[start of Provided information]
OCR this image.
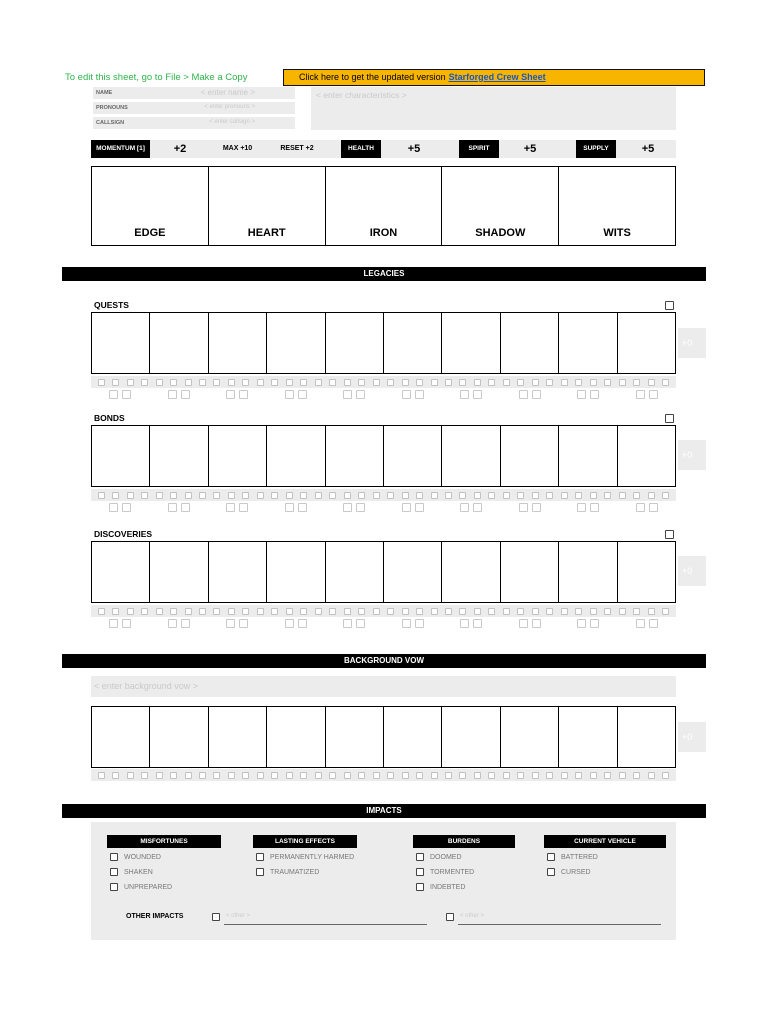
To edit this sheet, go to File > Make a Copy	Click here to get the updated version Starforged Crew Sheet
NAME	< enter name >
PRONOUNS	< enter pronouns >
CALLSIGN	< enter callsign >
< enter characteristics >
MOMENTUM [1]	+2	MAX +10	RESET +2	HEALTH	+5	SPIRIT	+5	SUPPLY	+5
EDGE	HEART	IRON	SHADOW	WITS
LEGACIES
QUESTS
+0
BONDS
+0
DISCOVERIES
+0
BACKGROUND VOW
< enter background vow >
+0
IMPACTS
MISFORTUNES
WOUNDED
SHAKEN
UNPREPARED
LASTING EFFECTS
PERMANENTLY HARMED
TRAUMATIZED
BURDENS
DOOMED
TORMENTED
INDEBTED
CURRENT VEHICLE
BATTERED
CURSED
OTHER IMPACTS	< other >	< other >
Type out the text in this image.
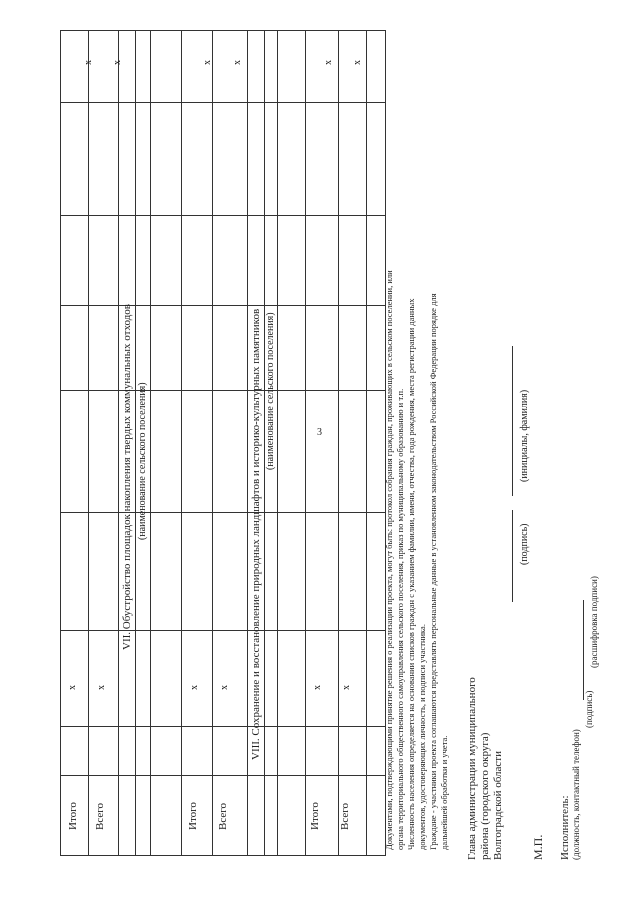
3
Итого Всего
x x
x x
VII. Обустройство площадок накопления твердых коммунальных отходов (наименование сельского поселения)
Итого Всего
x x
x x
VIII. Сохранение и восстановление природных ландшафтов и историко-культурных памятников (наименование сельского поселения)
Итого Всего
x x
x x
Документами, подтверждающими принятие решения о реализации проекта, могут быть: протокол собрания граждан, проживающих в сельском поселении, или органа территориального общественного самоуправления сельского поселения, приказ по муниципальному образованию и т.п. Численность населения определяется на основании списков граждан с указанием фамилии, имени, отчества, года рождения, места регистрации данных документов, удостоверяющих личность, и подписи участника. Граждане - участники проекта соглашаются представлять персональные данные в установленном законодательством Российской Федерации порядке для дальнейшей обработки и учета. Глава администрации муниципального района (городского округа) Волгоградской области
(подпись)
(инициалы, фамилия)
М.П. Исполнитель: (должность, контактный телефон)
(подпись)
(расшифровка подписи)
[end of Provided information]
What this task involves: Every entry must be reproduced exactly, with the images left out.

Response to this task:
OCR this image.
To edit this sheet, go to File > Make a Copy	Click here to get the updated version Starforged Crew Sheet
NAME	< enter name >
PRONOUNS	< enter pronouns >
CALLSIGN	< enter callsign >
< enter characteristics >
MOMENTUM [1]	+2	MAX +10	RESET +2	HEALTH	+5	SPIRIT	+5	SUPPLY	+5
EDGE	HEART	IRON	SHADOW	WITS
LEGACIES
QUESTS
+0
BONDS
+0
DISCOVERIES
+0
BACKGROUND VOW
< enter background vow >
+0
IMPACTS
MISFORTUNES
WOUNDED
SHAKEN
UNPREPARED
LASTING EFFECTS
PERMANENTLY HARMED
TRAUMATIZED
BURDENS
DOOMED
TORMENTED
INDEBTED
CURRENT VEHICLE
BATTERED
CURSED
OTHER IMPACTS	< other >	< other >
Type out the text in this image.
3
Итого Всего
x x
x x
VII. Обустройство площадок накопления твердых коммунальных отходов (наименование сельского поселения)
Итого Всего
x x
x x
VIII. Сохранение и восстановление природных ландшафтов и историко-культурных памятников (наименование сельского поселения)
Итого Всего
x x
x x
Документами, подтверждающими принятие решения о реализации проекта, могут быть: протокол собрания граждан, проживающих в сельском поселении, или органа территориального общественного самоуправления сельского поселения, приказ по муниципальному образованию и т.п. Численность населения определяется на основании списков граждан с указанием фамилии, имени, отчества, года рождения, места регистрации данных документов, удостоверяющих личность, и подписи участника. Граждане - участники проекта соглашаются представлять персональные данные в установленном законодательством Российской Федерации порядке для дальнейшей обработки и учета. Глава администрации муниципального района (городского округа) Волгоградской области
(подпись)
(инициалы, фамилия)
М.П. Исполнитель: (должность, контактный телефон)
(подпись)
(расшифровка подписи)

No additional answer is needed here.